#### Source excerpt
***
However, when the Board of State Canvassers must declare the winner of an election—as it must with presidential electors, MCL 168.46—the Legislature has, in MCL 168.846, apparently suppressed quo warranto proceedings and reserved to itself the prerogative of determining who the winner is. Such an arrangement is consistent with how disputes over elections to the United States Congress and the Michigan Legislature are resolved, see US Const, art I, § 5, cl 1; Const 1963, art 4, § 16, as well as the plenary authority that state legislatures have over the selection of presidential electors under federal law, see US Const, art II, § 1, cl 2; 3 USC 2.[1] As Justice Viviano observes, the language of MCL 168.846 was formerly in the Michigan Constitution of 1850. When it was, we observed that it

does not permit the regularity of elections to the more important public offices to be tried by the courts. It has provided that in all cases, where … the result of elections is to be determined by the Board of State Canvassers, there shall be no judicial inquiry beyond their decision. … This provision was doubtless suggested by the serious difficulties

  1. One could fairly question whether it is constitutional for MCL 168.846 to reserve to the Legislature the prerogative to settle disputes over elections to offices required by the Michigan Constitution—a Legislature inclined to abuse this power could conceivably nullify an election that the Michigan Constitution requires to be held. But the Michigan Constitution does not require that presidential electors be themselves popularly elected, and reserving final decision-making authority in the Legislature as to that specific office is consistent with federal constitutional and statutory law.
***
#### Extracted information
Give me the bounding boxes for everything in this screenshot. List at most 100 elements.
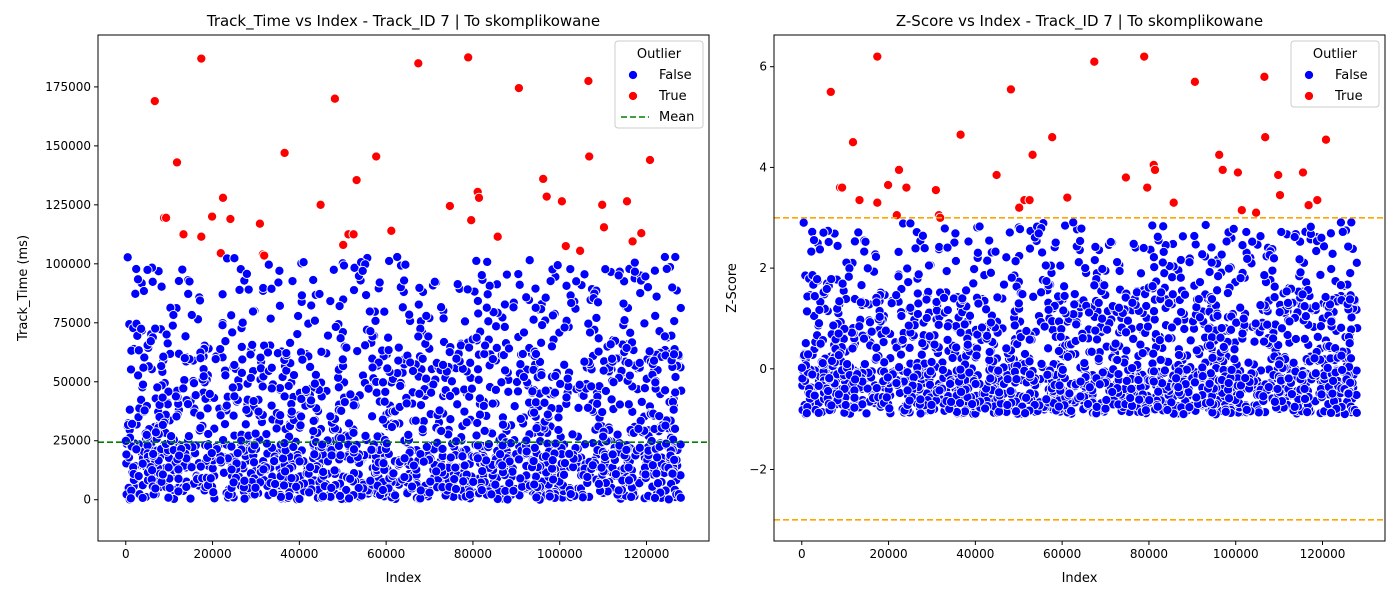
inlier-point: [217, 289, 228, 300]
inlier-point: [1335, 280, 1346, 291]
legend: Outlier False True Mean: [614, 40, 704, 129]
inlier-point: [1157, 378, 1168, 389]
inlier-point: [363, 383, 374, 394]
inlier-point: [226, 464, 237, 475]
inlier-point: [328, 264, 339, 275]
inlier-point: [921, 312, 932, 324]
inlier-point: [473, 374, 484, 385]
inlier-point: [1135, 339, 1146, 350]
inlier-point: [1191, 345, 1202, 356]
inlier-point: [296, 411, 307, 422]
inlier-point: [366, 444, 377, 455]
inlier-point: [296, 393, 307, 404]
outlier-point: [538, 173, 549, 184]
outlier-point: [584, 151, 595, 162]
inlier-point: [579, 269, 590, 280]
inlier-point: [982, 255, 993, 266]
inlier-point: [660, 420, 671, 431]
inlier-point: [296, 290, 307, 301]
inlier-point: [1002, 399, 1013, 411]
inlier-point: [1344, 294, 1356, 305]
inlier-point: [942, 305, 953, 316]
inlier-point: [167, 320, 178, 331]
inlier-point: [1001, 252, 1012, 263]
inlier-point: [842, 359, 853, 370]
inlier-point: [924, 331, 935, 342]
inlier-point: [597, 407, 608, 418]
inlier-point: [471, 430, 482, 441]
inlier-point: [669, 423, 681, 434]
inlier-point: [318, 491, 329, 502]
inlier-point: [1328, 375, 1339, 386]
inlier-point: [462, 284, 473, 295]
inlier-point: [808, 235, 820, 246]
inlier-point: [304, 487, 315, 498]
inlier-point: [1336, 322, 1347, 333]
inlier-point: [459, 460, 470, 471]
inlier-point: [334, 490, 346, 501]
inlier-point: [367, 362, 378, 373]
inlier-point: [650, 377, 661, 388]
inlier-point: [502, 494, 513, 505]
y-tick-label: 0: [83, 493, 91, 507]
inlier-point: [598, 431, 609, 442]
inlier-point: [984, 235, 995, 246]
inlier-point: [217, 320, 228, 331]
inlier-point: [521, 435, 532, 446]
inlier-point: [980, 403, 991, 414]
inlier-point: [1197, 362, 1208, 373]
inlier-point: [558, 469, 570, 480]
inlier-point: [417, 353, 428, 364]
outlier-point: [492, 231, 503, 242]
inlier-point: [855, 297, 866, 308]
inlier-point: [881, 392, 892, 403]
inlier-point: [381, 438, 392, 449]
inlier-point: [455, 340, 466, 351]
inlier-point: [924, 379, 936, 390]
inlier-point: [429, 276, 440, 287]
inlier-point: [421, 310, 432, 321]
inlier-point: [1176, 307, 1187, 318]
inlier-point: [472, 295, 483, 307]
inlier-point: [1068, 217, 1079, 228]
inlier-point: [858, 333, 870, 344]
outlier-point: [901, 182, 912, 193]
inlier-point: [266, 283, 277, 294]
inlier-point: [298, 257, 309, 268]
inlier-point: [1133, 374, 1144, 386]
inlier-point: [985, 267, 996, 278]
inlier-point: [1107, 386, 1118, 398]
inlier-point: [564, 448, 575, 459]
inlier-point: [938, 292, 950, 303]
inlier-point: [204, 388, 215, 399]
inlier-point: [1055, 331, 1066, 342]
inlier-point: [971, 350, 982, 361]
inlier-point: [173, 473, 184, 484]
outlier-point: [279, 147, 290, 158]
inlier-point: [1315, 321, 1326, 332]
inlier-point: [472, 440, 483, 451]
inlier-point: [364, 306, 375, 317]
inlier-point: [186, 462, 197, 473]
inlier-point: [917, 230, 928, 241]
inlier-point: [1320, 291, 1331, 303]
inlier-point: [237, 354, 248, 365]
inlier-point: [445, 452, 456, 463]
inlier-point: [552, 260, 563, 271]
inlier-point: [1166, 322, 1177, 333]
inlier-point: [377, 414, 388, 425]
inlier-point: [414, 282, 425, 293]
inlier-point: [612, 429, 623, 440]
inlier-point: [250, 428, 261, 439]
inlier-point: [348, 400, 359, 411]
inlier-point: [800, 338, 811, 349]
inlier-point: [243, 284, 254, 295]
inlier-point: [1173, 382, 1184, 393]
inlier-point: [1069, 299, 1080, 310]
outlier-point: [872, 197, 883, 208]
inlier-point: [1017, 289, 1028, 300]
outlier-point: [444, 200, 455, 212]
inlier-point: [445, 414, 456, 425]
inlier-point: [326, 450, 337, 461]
***
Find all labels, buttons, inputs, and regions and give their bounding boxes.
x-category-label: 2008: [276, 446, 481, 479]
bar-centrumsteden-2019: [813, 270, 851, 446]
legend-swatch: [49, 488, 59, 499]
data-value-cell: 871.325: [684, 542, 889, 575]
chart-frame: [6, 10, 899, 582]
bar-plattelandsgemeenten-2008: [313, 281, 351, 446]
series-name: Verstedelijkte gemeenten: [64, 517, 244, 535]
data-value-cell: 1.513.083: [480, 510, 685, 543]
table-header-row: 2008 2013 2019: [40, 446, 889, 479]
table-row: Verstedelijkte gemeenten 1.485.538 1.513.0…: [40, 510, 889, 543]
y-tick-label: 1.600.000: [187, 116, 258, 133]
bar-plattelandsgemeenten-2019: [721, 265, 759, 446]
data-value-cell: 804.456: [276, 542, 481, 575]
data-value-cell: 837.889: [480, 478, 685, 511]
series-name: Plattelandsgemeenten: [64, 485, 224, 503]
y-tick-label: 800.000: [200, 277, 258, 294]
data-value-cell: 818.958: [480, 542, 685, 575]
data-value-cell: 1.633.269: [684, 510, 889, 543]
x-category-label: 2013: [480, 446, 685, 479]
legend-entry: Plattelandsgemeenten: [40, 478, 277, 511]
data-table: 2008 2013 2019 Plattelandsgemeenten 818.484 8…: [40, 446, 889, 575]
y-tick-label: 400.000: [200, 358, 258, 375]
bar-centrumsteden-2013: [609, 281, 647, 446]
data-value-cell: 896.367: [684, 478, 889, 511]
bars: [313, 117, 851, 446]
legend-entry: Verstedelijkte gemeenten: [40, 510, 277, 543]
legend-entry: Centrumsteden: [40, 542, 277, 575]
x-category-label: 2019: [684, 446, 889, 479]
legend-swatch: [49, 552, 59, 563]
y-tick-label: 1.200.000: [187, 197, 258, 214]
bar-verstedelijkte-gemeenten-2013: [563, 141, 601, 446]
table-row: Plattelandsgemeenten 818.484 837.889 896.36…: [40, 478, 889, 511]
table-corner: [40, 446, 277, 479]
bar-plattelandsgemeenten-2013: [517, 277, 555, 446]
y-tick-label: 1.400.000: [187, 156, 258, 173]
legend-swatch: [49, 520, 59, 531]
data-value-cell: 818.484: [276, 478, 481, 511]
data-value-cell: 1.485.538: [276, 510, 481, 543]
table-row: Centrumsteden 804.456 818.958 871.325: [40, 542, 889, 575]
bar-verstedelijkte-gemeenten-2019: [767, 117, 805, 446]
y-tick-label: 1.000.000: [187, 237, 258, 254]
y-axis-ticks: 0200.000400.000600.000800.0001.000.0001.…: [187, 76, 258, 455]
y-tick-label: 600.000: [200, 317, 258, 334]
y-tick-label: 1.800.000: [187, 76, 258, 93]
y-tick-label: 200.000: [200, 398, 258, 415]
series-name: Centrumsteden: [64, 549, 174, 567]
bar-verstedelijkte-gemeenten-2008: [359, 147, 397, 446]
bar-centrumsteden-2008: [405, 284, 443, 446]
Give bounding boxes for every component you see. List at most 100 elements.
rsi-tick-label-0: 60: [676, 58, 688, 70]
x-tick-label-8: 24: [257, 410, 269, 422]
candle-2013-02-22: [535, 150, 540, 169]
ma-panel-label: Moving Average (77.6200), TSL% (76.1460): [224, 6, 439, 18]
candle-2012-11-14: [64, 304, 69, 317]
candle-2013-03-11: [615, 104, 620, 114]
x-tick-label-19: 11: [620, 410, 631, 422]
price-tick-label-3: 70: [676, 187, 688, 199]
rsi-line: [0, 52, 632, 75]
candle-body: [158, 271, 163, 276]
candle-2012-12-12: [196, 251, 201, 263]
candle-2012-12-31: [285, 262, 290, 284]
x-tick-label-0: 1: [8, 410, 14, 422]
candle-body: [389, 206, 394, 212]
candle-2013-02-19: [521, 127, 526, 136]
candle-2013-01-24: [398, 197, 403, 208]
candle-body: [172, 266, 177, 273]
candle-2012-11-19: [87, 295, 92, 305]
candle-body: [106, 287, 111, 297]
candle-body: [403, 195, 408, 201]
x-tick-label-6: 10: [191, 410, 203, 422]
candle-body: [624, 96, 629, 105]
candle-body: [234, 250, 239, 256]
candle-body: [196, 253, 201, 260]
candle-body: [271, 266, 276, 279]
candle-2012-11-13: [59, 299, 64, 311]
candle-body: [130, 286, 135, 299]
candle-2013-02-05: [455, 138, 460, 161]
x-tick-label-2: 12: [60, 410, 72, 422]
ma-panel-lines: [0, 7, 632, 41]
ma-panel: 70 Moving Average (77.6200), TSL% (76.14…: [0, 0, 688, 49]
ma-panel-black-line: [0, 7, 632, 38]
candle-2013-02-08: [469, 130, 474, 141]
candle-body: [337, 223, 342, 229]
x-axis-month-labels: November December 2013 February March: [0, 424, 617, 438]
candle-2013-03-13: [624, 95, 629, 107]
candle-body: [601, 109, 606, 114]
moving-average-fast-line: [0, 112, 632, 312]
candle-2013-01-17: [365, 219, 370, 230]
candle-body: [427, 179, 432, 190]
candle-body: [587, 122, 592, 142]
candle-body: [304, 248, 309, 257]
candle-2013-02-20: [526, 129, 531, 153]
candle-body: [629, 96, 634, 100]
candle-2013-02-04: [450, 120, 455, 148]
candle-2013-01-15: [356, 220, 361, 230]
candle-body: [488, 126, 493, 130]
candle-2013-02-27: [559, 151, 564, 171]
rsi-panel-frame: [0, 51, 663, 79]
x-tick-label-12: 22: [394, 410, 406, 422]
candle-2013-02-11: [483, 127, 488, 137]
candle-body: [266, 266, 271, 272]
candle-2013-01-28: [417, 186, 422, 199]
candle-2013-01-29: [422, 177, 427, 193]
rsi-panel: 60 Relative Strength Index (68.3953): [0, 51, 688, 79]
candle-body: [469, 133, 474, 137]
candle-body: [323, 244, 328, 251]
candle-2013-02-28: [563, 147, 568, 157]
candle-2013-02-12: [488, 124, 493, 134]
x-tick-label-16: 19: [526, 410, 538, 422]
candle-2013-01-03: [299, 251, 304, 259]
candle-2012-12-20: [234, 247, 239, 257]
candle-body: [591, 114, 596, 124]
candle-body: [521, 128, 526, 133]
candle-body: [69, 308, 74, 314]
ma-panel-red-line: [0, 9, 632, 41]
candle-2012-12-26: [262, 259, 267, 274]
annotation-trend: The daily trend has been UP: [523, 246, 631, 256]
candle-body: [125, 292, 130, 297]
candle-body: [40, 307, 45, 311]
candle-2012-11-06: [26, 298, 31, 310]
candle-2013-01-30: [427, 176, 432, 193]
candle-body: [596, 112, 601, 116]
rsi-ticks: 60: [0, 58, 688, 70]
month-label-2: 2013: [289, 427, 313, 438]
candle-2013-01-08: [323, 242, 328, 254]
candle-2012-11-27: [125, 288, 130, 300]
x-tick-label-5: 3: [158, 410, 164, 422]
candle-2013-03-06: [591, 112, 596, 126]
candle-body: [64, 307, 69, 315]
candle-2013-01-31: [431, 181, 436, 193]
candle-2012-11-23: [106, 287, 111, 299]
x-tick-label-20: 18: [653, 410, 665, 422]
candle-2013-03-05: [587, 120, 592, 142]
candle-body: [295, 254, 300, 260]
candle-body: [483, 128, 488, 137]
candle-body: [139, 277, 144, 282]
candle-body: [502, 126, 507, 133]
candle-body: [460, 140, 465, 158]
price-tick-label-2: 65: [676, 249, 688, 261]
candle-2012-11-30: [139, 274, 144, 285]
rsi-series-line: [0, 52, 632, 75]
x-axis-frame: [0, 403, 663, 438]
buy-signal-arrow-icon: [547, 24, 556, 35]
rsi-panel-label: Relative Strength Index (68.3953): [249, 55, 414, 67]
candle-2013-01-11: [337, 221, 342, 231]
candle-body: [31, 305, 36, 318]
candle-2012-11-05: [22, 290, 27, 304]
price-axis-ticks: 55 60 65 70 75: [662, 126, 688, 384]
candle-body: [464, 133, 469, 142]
***
#### Tasks to complete
a – Summarize the Michigan election law excerpt in two sentences.
b – In the records, output as a numbered list the lines starting with the line that contains "inlier-point: [217, 289, 228, 300]" and going on through the line that contains "inlier-point: [982, 255, 993, 266]", leaving out any blank lines.

#### Worked solutions
a – Under MCL 168.846, when the Board of State Canvassers must declare the winner of an election, as with presidential electors, the Legislature has apparently suppressed quo warranto proceedings and kept for itself the power to decide who won. This arrangement fits how disputes over congressional and Michigan legislative elections are resolved and the plenary authority state legislatures have over choosing presidential electors, and its language was formerly in the Michigan Constitution of 1850.

b –
1. inlier-point: [217, 289, 228, 300]
2. inlier-point: [1335, 280, 1346, 291]
3. legend: Outlier False True Mean: [614, 40, 704, 129]
4. inlier-point: [1157, 378, 1168, 389]
5. inlier-point: [363, 383, 374, 394]
6. inlier-point: [226, 464, 237, 475]
7. inlier-point: [328, 264, 339, 275]
8. inlier-point: [921, 312, 932, 324]
9. inlier-point: [473, 374, 484, 385]
10. inlier-point: [1135, 339, 1146, 350]
11. inlier-point: [1191, 345, 1202, 356]
12. inlier-point: [296, 411, 307, 422]
13. inlier-point: [366, 444, 377, 455]
14. inlier-point: [296, 393, 307, 404]
15. outlier-point: [538, 173, 549, 184]
16. outlier-point: [584, 151, 595, 162]
17. inlier-point: [579, 269, 590, 280]
18. inlier-point: [982, 255, 993, 266]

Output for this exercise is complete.